◆ DIRECTION: Search the data for the string "text" and gather each line it is in.

◆ EXCERPTED RECORDS:
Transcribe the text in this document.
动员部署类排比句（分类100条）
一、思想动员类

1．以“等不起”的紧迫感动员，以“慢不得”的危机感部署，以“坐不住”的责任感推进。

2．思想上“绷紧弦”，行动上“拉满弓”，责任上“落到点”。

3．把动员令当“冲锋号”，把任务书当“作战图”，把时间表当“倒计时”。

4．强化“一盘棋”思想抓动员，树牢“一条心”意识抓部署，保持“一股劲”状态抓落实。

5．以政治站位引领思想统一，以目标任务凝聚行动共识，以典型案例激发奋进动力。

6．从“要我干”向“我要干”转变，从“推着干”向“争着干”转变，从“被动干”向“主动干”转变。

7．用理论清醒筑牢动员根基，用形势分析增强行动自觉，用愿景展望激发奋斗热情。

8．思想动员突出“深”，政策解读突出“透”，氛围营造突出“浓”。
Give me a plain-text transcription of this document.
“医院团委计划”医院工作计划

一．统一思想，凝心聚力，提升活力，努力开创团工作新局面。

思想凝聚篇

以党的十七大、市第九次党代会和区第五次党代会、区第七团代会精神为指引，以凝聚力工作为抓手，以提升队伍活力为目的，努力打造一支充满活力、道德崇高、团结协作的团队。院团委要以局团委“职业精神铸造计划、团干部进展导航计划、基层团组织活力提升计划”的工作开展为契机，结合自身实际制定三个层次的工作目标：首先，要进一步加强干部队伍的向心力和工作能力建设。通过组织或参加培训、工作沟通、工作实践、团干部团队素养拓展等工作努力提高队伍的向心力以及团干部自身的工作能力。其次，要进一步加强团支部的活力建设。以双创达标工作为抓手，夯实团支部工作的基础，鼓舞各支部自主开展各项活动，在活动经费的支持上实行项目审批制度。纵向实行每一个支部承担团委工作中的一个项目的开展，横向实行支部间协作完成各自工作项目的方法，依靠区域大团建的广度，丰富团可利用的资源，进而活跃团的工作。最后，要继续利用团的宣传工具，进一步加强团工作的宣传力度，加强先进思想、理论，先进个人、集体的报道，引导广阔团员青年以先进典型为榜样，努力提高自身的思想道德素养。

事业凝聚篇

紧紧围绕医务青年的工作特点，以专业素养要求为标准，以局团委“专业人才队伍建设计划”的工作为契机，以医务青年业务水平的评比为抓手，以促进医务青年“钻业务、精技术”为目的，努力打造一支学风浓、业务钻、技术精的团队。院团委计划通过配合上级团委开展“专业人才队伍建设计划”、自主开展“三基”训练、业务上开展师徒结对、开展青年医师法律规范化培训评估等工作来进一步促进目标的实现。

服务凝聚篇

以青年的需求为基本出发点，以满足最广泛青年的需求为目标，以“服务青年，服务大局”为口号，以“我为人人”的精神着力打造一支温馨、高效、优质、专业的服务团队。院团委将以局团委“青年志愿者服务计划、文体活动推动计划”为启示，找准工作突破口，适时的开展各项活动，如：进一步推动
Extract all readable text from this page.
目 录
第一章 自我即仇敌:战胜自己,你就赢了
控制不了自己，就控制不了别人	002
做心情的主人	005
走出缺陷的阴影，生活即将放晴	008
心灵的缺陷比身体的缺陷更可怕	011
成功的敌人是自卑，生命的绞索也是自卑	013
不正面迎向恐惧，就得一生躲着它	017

◆ TASK ANSWER:
Transcribe the text in this document.
Give me a plain-text transcription of this document.
Extract all readable text from this page.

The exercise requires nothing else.